[Records excerpted from a collection]
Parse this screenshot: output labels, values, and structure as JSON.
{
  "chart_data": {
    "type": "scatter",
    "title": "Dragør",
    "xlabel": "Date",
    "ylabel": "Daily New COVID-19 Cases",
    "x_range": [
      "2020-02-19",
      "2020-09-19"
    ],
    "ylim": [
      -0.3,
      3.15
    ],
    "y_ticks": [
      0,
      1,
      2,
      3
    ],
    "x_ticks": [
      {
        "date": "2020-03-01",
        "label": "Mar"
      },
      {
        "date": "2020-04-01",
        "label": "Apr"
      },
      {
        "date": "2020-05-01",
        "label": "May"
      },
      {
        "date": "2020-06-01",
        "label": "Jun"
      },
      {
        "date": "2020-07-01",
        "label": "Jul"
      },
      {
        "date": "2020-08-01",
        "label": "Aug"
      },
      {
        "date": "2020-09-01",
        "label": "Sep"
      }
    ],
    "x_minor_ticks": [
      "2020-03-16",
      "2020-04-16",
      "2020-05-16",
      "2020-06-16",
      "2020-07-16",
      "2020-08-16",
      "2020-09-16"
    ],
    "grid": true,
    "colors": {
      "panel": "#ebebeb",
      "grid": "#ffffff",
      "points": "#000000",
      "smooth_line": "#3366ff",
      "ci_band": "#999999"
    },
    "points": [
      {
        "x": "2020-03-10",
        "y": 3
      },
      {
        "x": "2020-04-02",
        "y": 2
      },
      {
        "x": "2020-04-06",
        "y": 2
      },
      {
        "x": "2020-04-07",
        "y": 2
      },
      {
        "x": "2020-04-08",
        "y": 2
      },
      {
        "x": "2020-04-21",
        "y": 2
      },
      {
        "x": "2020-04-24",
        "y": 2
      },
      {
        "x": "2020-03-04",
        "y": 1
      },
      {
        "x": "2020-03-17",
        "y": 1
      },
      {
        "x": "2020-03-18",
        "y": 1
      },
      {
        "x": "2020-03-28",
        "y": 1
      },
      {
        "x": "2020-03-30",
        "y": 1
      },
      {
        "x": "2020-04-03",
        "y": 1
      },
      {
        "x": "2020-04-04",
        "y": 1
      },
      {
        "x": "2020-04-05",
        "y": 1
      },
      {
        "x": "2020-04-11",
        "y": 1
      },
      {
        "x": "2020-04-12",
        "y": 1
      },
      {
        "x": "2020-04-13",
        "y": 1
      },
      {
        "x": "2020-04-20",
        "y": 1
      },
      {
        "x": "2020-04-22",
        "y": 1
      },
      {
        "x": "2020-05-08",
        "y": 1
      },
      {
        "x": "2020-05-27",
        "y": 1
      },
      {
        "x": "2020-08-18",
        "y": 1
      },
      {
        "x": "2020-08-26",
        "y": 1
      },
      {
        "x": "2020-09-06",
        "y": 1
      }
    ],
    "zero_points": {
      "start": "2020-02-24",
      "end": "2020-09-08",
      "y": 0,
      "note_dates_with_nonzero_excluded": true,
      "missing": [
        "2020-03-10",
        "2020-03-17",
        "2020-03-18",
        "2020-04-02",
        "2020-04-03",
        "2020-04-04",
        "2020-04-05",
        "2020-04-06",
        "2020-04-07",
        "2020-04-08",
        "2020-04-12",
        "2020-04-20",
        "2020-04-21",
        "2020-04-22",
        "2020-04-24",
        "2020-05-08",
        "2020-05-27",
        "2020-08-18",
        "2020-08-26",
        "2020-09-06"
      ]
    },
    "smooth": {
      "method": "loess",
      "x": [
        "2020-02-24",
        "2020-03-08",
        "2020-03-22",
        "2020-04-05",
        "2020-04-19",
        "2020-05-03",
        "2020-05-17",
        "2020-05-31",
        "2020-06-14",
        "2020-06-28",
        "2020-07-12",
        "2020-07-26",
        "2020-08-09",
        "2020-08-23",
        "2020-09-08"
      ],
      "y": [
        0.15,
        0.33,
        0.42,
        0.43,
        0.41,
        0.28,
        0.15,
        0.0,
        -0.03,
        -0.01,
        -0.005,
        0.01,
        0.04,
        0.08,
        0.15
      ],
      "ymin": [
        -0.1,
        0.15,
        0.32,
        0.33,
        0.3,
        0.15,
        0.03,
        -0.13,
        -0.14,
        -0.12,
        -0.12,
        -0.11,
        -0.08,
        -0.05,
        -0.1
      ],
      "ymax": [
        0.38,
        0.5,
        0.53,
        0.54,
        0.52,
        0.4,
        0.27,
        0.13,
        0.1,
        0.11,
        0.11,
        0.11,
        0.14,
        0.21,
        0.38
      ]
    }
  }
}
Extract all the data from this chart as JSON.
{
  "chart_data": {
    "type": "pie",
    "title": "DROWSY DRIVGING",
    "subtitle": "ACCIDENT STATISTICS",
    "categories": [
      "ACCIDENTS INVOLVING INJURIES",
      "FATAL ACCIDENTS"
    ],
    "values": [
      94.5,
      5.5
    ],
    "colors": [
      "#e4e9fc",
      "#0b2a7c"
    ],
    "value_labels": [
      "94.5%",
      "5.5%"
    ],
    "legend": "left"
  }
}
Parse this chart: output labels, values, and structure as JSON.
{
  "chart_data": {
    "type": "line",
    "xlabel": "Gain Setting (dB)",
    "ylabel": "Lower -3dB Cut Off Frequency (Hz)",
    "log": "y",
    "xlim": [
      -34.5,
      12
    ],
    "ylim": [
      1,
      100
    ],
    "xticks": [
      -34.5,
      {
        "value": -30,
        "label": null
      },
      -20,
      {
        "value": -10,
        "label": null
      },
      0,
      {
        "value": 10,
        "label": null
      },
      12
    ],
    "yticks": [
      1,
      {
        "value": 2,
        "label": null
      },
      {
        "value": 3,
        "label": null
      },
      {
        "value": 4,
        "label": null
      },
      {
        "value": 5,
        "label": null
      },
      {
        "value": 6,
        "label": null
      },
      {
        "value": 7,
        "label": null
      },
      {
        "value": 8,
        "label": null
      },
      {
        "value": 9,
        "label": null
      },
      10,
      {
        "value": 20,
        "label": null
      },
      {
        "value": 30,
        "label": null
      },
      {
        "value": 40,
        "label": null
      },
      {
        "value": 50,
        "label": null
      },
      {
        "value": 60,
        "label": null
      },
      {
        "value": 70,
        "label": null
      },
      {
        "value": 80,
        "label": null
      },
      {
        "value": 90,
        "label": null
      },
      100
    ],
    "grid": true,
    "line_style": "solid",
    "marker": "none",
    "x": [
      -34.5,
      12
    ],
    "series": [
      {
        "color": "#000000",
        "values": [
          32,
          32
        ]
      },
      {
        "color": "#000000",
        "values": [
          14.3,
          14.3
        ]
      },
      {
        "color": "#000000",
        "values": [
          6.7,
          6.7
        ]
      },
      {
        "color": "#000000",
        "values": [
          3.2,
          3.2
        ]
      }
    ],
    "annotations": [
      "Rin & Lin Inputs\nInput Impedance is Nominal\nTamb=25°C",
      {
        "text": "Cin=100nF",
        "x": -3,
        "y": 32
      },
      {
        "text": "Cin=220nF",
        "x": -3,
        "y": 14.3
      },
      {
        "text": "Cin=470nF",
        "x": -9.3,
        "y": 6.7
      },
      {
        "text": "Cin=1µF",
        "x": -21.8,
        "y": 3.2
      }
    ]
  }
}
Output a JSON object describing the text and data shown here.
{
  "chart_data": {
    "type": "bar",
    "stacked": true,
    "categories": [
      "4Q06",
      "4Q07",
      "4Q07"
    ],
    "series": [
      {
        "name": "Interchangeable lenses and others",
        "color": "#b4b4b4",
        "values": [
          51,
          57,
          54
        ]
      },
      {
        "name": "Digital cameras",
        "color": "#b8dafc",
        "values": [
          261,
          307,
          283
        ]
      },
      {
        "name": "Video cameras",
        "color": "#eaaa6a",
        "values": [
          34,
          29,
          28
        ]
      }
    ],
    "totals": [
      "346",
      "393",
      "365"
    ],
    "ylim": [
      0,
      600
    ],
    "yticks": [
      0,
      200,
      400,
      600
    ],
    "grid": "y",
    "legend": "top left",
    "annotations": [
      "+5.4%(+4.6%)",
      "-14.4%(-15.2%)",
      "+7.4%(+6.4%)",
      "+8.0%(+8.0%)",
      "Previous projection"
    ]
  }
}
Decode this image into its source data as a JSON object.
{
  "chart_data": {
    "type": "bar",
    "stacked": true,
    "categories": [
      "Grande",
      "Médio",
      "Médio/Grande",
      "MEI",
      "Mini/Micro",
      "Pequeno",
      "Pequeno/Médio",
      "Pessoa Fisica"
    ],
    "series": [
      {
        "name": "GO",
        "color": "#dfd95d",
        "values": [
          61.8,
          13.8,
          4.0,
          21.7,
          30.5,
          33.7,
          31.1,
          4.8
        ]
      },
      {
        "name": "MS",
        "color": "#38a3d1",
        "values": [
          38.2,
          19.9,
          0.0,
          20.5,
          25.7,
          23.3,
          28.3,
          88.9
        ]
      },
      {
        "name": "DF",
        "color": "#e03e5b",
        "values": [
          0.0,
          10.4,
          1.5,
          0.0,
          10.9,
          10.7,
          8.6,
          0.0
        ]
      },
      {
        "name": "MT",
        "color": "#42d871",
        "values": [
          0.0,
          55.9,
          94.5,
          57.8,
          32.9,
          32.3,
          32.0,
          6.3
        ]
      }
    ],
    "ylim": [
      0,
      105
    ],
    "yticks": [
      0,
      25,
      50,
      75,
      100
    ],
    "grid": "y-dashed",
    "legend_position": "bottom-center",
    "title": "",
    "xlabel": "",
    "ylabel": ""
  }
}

__Goal of the exercise__.
Using the listing above, pull out all lines that hold the word "text".

__Written answer__.
        "text": "Cin=100nF",
        "text": "Cin=220nF",
        "text": "Cin=470nF",
        "text": "Cin=1µF",
Output a JSON object describing the text and data shown here.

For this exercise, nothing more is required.